* What is needed
Your job is to retype all of the data word for word, leaving every image out.

Entries taken from a collection
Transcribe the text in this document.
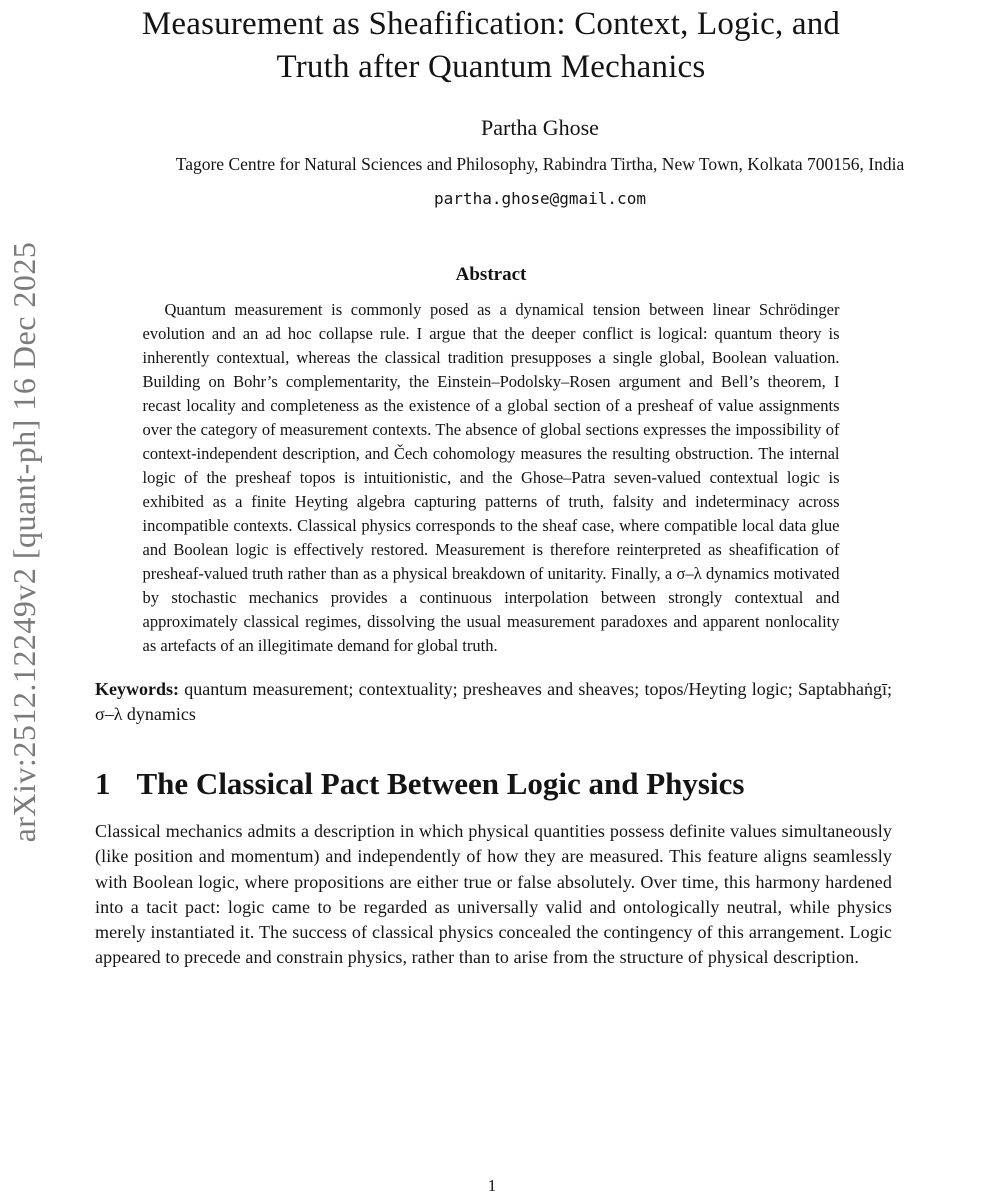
arXiv:2512.12249v2 [quant-ph] 16 Dec 2025
Measurement as Sheafification: Context, Logic, and
Truth after Quantum Mechanics
Partha Ghose
Tagore Centre for Natural Sciences and Philosophy, Rabindra Tirtha, New Town, Kolkata 700156, India
partha.ghose@gmail.com
Abstract
Quantum measurement is commonly posed as a dynamical tension between linear Schrödinger evolution and an ad hoc collapse rule. I argue that the deeper conflict is logical: quantum theory is inherently contextual, whereas the classical tradition presupposes a single global, Boolean valuation. Building on Bohr’s complementarity, the Einstein–Podolsky–Rosen argument and Bell’s theorem, I recast locality and completeness as the existence of a global section of a presheaf of value assignments over the category of measurement contexts. The absence of global sections expresses the impossibility of context-independent description, and Čech cohomology measures the resulting obstruction. The internal logic of the presheaf topos is intuitionistic, and the Ghose–Patra seven-valued contextual logic is exhibited as a finite Heyting algebra capturing patterns of truth, falsity and indeterminacy across incompatible contexts. Classical physics corresponds to the sheaf case, where compatible local data glue and Boolean logic is effectively restored. Measurement is therefore reinterpreted as sheafification of presheaf-valued truth rather than as a physical breakdown of unitarity. Finally, a σ–λ dynamics motivated by stochastic mechanics provides a continuous interpolation between strongly contextual and approximately classical regimes, dissolving the usual measurement paradoxes and apparent nonlocality as artefacts of an illegitimate demand for global truth.
Keywords: quantum measurement; contextuality; presheaves and sheaves; topos/Heyting logic; Saptabhaṅgī; σ–λ dynamics
1 The Classical Pact Between Logic and Physics
Classical mechanics admits a description in which physical quantities possess definite values simultaneously (like position and momentum) and independently of how they are measured. This feature aligns seamlessly with Boolean logic, where propositions are either true or false absolutely. Over time, this harmony hardened into a tacit pact: logic came to be regarded as universally valid and ontologically neutral, while physics merely instantiated it. The success of classical physics concealed the contingency of this arrangement. Logic appeared to precede and constrain physics, rather than to arise from the structure of physical description.
1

* The answer
Transcribe the text in this document.
arXiv:2512.12249v2 [quant-ph] 16 Dec 2025
Measurement as Sheafification: Context, Logic, and
Truth after Quantum Mechanics
Partha Ghose
Tagore Centre for Natural Sciences and Philosophy, Rabindra Tirtha, New Town, Kolkata 700156, India
partha.ghose@gmail.com
Abstract
Quantum measurement is commonly posed as a dynamical tension between linear Schrödinger evolution and an ad hoc collapse rule. I argue that the deeper conflict is logical: quantum theory is inherently contextual, whereas the classical tradition presupposes a single global, Boolean valuation. Building on Bohr’s complementarity, the Einstein–Podolsky–Rosen argument and Bell’s theorem, I recast locality and completeness as the existence of a global section of a presheaf of value assignments over the category of measurement contexts. The absence of global sections expresses the impossibility of context-independent description, and Čech cohomology measures the resulting obstruction. The internal logic of the presheaf topos is intuitionistic, and the Ghose–Patra seven-valued contextual logic is exhibited as a finite Heyting algebra capturing patterns of truth, falsity and indeterminacy across incompatible contexts. Classical physics corresponds to the sheaf case, where compatible local data glue and Boolean logic is effectively restored. Measurement is therefore reinterpreted as sheafification of presheaf-valued truth rather than as a physical breakdown of unitarity. Finally, a σ–λ dynamics motivated by stochastic mechanics provides a continuous interpolation between strongly contextual and approximately classical regimes, dissolving the usual measurement paradoxes and apparent nonlocality as artefacts of an illegitimate demand for global truth.
Keywords: quantum measurement; contextuality; presheaves and sheaves; topos/Heyting logic; Saptabhaṅgī; σ–λ dynamics
1 The Classical Pact Between Logic and Physics
Classical mechanics admits a description in which physical quantities possess definite values simultaneously (like position and momentum) and independently of how they are measured. This feature aligns seamlessly with Boolean logic, where propositions are either true or false absolutely. Over time, this harmony hardened into a tacit pact: logic came to be regarded as universally valid and ontologically neutral, while physics merely instantiated it. The success of classical physics concealed the contingency of this arrangement. Logic appeared to precede and constrain physics, rather than to arise from the structure of physical description.
1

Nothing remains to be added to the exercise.